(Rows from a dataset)
============
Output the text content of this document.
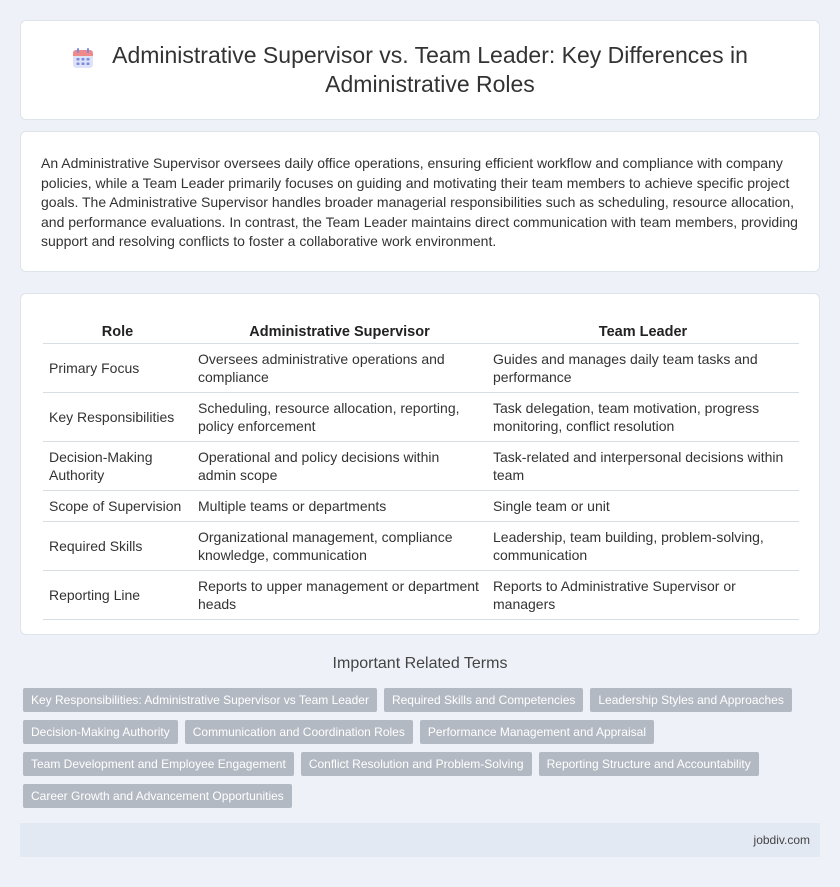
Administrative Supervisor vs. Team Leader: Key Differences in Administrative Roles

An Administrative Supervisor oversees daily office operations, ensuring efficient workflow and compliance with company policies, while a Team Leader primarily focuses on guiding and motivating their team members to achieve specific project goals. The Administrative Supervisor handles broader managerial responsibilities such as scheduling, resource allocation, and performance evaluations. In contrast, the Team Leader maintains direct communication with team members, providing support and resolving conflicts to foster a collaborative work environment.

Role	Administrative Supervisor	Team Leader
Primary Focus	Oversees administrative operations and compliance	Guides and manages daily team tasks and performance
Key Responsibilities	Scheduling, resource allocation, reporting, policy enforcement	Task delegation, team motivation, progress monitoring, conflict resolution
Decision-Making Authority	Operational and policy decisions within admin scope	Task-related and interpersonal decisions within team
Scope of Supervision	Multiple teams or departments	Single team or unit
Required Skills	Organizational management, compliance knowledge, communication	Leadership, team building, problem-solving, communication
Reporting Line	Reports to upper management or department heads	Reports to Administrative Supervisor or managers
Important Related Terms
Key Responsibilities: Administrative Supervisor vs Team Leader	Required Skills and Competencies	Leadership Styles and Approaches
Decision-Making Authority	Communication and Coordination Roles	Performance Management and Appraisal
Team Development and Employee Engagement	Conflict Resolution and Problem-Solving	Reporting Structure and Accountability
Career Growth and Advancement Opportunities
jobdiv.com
============
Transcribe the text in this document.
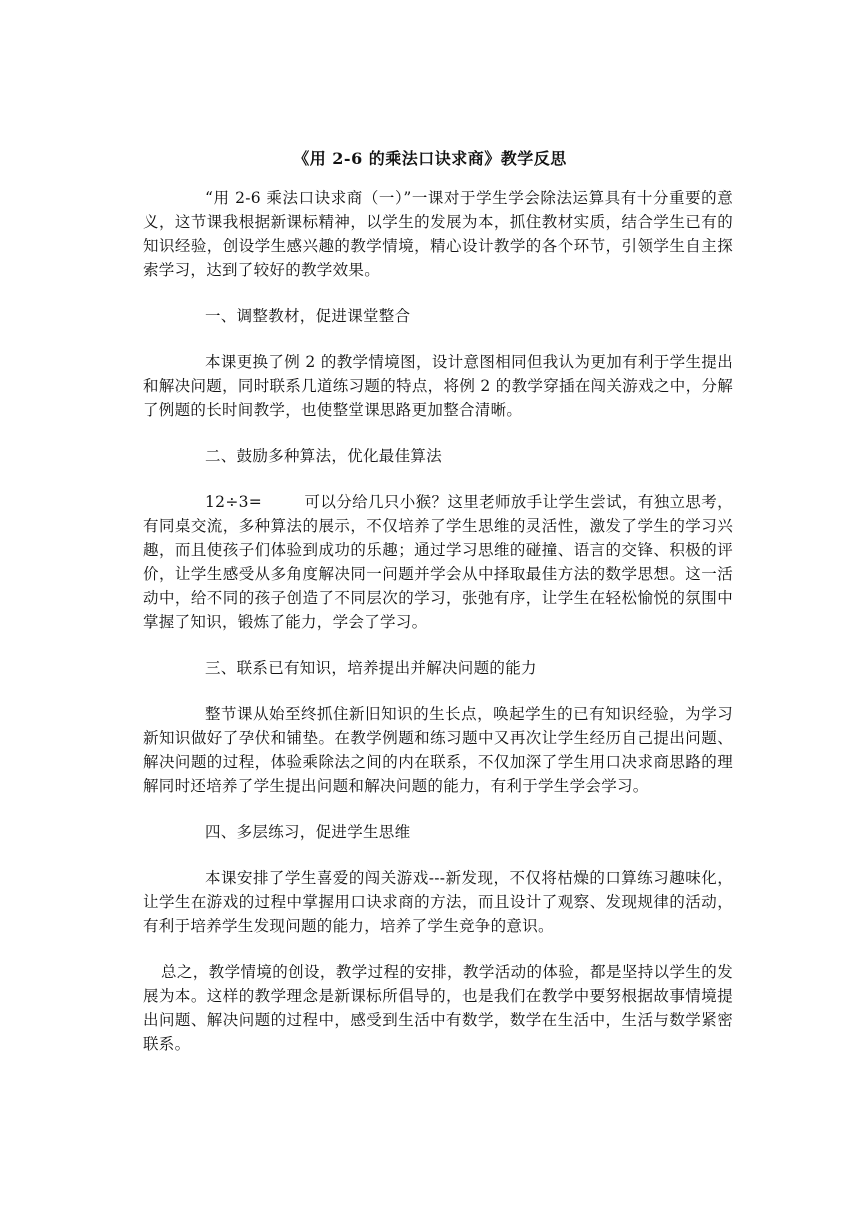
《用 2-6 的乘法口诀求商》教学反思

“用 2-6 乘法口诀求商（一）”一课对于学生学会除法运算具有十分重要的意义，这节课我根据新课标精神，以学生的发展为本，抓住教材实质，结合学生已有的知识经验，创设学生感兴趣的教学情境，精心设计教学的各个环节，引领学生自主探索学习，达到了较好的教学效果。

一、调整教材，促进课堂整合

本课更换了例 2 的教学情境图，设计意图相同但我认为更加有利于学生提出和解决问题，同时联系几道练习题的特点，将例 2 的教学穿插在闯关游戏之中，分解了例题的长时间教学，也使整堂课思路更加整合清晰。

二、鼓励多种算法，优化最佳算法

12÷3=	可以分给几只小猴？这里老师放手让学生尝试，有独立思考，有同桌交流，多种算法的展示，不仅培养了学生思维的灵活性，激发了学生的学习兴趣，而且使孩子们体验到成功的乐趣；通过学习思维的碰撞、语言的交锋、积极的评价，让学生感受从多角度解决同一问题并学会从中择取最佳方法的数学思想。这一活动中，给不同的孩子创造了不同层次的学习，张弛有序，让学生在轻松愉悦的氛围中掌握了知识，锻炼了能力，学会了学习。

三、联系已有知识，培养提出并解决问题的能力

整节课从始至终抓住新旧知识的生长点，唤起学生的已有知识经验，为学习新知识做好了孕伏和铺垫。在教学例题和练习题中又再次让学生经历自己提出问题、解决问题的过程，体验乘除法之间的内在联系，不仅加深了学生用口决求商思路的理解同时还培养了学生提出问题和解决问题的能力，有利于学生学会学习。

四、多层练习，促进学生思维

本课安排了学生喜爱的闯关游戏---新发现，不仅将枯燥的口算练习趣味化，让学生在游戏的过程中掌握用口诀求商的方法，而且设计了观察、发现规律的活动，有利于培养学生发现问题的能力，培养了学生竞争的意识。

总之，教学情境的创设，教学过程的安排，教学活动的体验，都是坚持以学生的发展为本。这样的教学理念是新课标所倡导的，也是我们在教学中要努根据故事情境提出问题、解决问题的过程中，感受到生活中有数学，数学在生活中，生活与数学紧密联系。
============
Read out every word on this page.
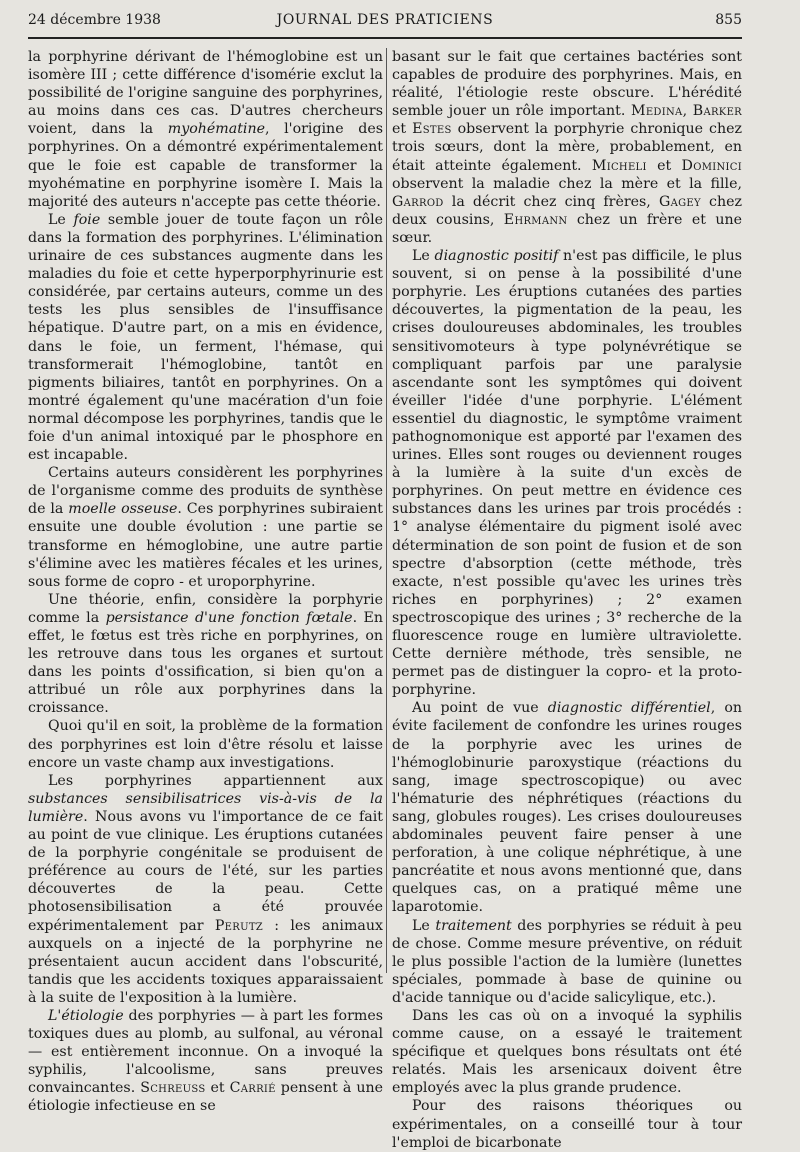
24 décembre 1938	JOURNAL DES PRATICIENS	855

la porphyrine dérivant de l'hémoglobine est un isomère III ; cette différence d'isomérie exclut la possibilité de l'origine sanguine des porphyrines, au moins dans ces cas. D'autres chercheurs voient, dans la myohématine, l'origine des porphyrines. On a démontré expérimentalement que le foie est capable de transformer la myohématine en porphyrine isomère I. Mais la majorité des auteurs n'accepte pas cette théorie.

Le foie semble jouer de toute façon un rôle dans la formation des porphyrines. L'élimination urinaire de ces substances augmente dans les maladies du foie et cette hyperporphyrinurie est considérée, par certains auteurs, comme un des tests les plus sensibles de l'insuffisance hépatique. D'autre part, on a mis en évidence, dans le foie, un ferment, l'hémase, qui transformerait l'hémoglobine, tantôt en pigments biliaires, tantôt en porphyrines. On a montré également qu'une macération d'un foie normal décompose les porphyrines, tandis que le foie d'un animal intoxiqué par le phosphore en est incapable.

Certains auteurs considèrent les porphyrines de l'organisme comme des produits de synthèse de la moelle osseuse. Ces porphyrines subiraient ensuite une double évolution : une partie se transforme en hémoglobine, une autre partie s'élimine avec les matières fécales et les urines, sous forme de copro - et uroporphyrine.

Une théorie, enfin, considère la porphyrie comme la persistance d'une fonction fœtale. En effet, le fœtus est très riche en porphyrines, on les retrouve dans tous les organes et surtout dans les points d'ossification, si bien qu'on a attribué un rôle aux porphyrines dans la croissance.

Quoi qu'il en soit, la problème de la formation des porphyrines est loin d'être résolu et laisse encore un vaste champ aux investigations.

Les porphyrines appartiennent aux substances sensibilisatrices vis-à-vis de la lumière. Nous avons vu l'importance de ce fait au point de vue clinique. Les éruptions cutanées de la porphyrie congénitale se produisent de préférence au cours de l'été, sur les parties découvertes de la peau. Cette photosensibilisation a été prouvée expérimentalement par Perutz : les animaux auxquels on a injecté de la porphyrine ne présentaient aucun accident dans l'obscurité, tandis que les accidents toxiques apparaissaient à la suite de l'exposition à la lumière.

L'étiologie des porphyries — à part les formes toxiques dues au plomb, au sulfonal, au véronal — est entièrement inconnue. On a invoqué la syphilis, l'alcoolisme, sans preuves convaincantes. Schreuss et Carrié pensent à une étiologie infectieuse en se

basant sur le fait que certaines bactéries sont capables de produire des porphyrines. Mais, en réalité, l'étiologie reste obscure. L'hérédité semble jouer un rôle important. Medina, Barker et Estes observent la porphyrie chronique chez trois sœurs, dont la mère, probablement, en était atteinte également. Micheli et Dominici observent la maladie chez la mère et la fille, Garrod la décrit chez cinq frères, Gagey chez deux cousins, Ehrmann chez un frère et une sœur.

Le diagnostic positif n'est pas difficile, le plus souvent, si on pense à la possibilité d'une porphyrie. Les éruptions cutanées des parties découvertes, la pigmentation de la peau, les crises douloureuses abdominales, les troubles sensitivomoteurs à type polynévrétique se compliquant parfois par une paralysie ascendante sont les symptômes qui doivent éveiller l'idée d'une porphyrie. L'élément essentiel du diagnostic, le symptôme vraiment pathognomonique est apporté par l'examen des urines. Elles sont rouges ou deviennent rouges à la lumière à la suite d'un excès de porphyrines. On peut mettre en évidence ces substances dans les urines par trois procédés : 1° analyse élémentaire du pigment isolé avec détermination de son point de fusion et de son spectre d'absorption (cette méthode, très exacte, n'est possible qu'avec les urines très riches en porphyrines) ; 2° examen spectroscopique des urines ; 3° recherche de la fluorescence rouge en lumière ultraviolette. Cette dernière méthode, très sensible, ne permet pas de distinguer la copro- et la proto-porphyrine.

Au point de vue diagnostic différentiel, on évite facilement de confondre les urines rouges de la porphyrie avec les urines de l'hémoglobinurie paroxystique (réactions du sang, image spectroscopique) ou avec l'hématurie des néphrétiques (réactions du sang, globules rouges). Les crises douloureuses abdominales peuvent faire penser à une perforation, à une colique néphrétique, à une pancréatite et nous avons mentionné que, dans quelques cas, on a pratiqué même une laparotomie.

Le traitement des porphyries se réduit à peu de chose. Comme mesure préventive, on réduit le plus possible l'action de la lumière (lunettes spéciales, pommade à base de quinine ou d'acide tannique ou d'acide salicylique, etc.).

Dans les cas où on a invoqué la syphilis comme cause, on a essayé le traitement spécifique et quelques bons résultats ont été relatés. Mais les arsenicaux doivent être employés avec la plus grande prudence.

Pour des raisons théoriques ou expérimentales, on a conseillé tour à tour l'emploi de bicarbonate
============
Locate all lines that include the word "Required" and copy them out.

_Exercise result_
Required Skills	Organizational management, compliance knowledge, communication	Leadership, team building, problem-solving, communication
Key Responsibilities: Administrative Supervisor vs Team Leader	Required Skills and Competencies	Leadership Styles and Approaches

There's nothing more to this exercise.